Recorded data
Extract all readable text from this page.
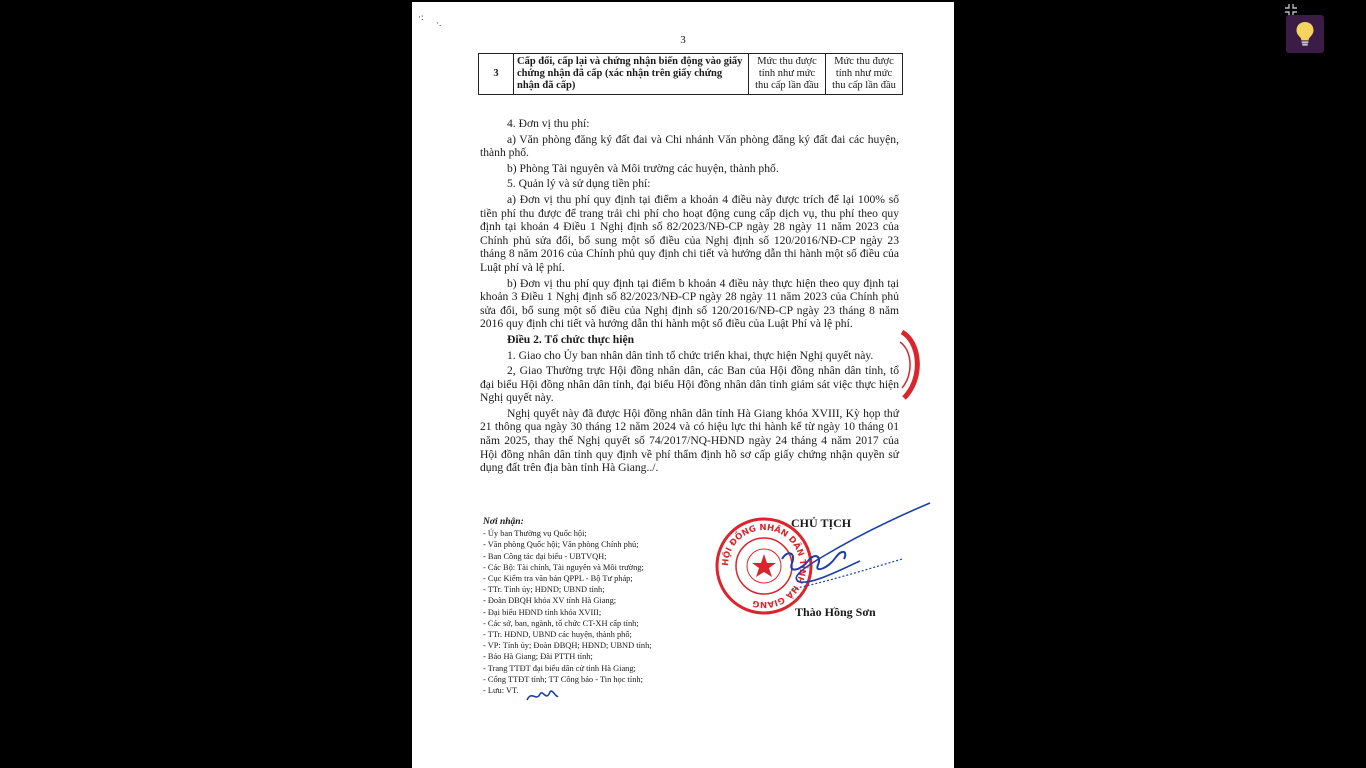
·:
·.
3
3	Cấp đổi, cấp lại và chứng nhận biến động vào giấy chứng nhận đã cấp (xác nhận trên giấy chứng nhận đã cấp)	Mức thu được tính như mức thu cấp lần đầu	Mức thu được tính như mức thu cấp lần đầu

4. Đơn vị thu phí:

a) Văn phòng đăng ký đất đai và Chi nhánh Văn phòng đăng ký đất đai các huyện, thành phố.

b) Phòng Tài nguyên và Môi trường các huyện, thành phố.

5. Quản lý và sử dụng tiền phí:

a) Đơn vị thu phí quy định tại điểm a khoản 4 điều này được trích để lại 100% số tiền phí thu được để trang trải chi phí cho hoạt động cung cấp dịch vụ, thu phí theo quy định tại khoản 4 Điều 1 Nghị định số 82/2023/NĐ-CP ngày 28 ngày 11 năm 2023 của Chính phủ sửa đổi, bổ sung một số điều của Nghị định số 120/2016/NĐ-CP ngày 23 tháng 8 năm 2016 của Chính phủ quy định chi tiết và hướng dẫn thi hành một số điều của Luật phí và lệ phí.

b) Đơn vị thu phí quy định tại điểm b khoản 4 điều này thực hiện theo quy định tại khoản 3 Điều 1 Nghị định số 82/2023/NĐ-CP ngày 28 ngày 11 năm 2023 của Chính phủ sửa đổi, bổ sung một số điều của Nghị định số 120/2016/NĐ-CP ngày 23 tháng 8 năm 2016 quy định chi tiết và hướng dẫn thi hành một số điều của Luật Phí và lệ phí.

Điều 2. Tổ chức thực hiện

1. Giao cho Ủy ban nhân dân tỉnh tổ chức triển khai, thực hiện Nghị quyết này.

2, Giao Thường trực Hội đồng nhân dân, các Ban của Hội đồng nhân dân tỉnh, tổ đại biểu Hội đồng nhân dân tỉnh, đại biểu Hội đồng nhân dân tỉnh giám sát việc thực hiện Nghị quyết này.

Nghị quyết này đã được Hội đồng nhân dân tỉnh Hà Giang khóa XVIII, Kỳ họp thứ 21 thông qua ngày 30 tháng 12 năm 2024 và có hiệu lực thi hành kể từ ngày 10 tháng 01 năm 2025, thay thế Nghị quyết số 74/2017/NQ-HĐND ngày 24 tháng 4 năm 2017 của Hội đồng nhân dân tỉnh quy định về phí thẩm định hồ sơ cấp giấy chứng nhận quyền sử dụng đất trên địa bàn tỉnh Hà Giang../.

Nơi nhận:
- Ủy ban Thường vụ Quốc hội;
- Văn phòng Quốc hội; Văn phòng Chính phủ;
- Ban Công tác đại biểu - UBTVQH;
- Các Bộ: Tài chính, Tài nguyên và Môi trường;
- Cục Kiểm tra văn bản QPPL - Bộ Tư pháp;
- TTr. Tỉnh ủy; HĐND; UBND tỉnh;
- Đoàn ĐBQH khóa XV tỉnh Hà Giang;
- Đại biểu HĐND tỉnh khóa XVIII;
- Các sở, ban, ngành, tổ chức CT-XH cấp tỉnh;
- TTr. HĐND, UBND các huyện, thành phố;
- VP: Tỉnh ủy; Đoàn ĐBQH; HĐND; UBND tỉnh;
- Báo Hà Giang; Đài PTTH tỉnh;
- Trang TTĐT đại biểu dân cử tỉnh Hà Giang;
- Cổng TTĐT tỉnh; TT Công báo - Tin học tỉnh;
- Lưu: VT.
HỘI ĐỒNG NHÂN DÂN TỈNH HÀ GIANG
CHỦ TỊCH
Thào Hồng Sơn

Directive
Each line of the data should be quoted exactly, with pictures left out.

Written reply
Extract all readable text from this page.
·:
·.
3
3	Cấp đổi, cấp lại và chứng nhận biến động vào giấy chứng nhận đã cấp (xác nhận trên giấy chứng nhận đã cấp)	Mức thu được tính như mức thu cấp lần đầu	Mức thu được tính như mức thu cấp lần đầu

4. Đơn vị thu phí:

a) Văn phòng đăng ký đất đai và Chi nhánh Văn phòng đăng ký đất đai các huyện, thành phố.

b) Phòng Tài nguyên và Môi trường các huyện, thành phố.

5. Quản lý và sử dụng tiền phí:

a) Đơn vị thu phí quy định tại điểm a khoản 4 điều này được trích để lại 100% số tiền phí thu được để trang trải chi phí cho hoạt động cung cấp dịch vụ, thu phí theo quy định tại khoản 4 Điều 1 Nghị định số 82/2023/NĐ-CP ngày 28 ngày 11 năm 2023 của Chính phủ sửa đổi, bổ sung một số điều của Nghị định số 120/2016/NĐ-CP ngày 23 tháng 8 năm 2016 của Chính phủ quy định chi tiết và hướng dẫn thi hành một số điều của Luật phí và lệ phí.

b) Đơn vị thu phí quy định tại điểm b khoản 4 điều này thực hiện theo quy định tại khoản 3 Điều 1 Nghị định số 82/2023/NĐ-CP ngày 28 ngày 11 năm 2023 của Chính phủ sửa đổi, bổ sung một số điều của Nghị định số 120/2016/NĐ-CP ngày 23 tháng 8 năm 2016 quy định chi tiết và hướng dẫn thi hành một số điều của Luật Phí và lệ phí.

Điều 2. Tổ chức thực hiện

1. Giao cho Ủy ban nhân dân tỉnh tổ chức triển khai, thực hiện Nghị quyết này.

2, Giao Thường trực Hội đồng nhân dân, các Ban của Hội đồng nhân dân tỉnh, tổ đại biểu Hội đồng nhân dân tỉnh, đại biểu Hội đồng nhân dân tỉnh giám sát việc thực hiện Nghị quyết này.

Nghị quyết này đã được Hội đồng nhân dân tỉnh Hà Giang khóa XVIII, Kỳ họp thứ 21 thông qua ngày 30 tháng 12 năm 2024 và có hiệu lực thi hành kể từ ngày 10 tháng 01 năm 2025, thay thế Nghị quyết số 74/2017/NQ-HĐND ngày 24 tháng 4 năm 2017 của Hội đồng nhân dân tỉnh quy định về phí thẩm định hồ sơ cấp giấy chứng nhận quyền sử dụng đất trên địa bàn tỉnh Hà Giang../.

Nơi nhận:
- Ủy ban Thường vụ Quốc hội;
- Văn phòng Quốc hội; Văn phòng Chính phủ;
- Ban Công tác đại biểu - UBTVQH;
- Các Bộ: Tài chính, Tài nguyên và Môi trường;
- Cục Kiểm tra văn bản QPPL - Bộ Tư pháp;
- TTr. Tỉnh ủy; HĐND; UBND tỉnh;
- Đoàn ĐBQH khóa XV tỉnh Hà Giang;
- Đại biểu HĐND tỉnh khóa XVIII;
- Các sở, ban, ngành, tổ chức CT-XH cấp tỉnh;
- TTr. HĐND, UBND các huyện, thành phố;
- VP: Tỉnh ủy; Đoàn ĐBQH; HĐND; UBND tỉnh;
- Báo Hà Giang; Đài PTTH tỉnh;
- Trang TTĐT đại biểu dân cử tỉnh Hà Giang;
- Cổng TTĐT tỉnh; TT Công báo - Tin học tỉnh;
- Lưu: VT.
HỘI ĐỒNG NHÂN DÂN TỈNH HÀ GIANG
CHỦ TỊCH
Thào Hồng Sơn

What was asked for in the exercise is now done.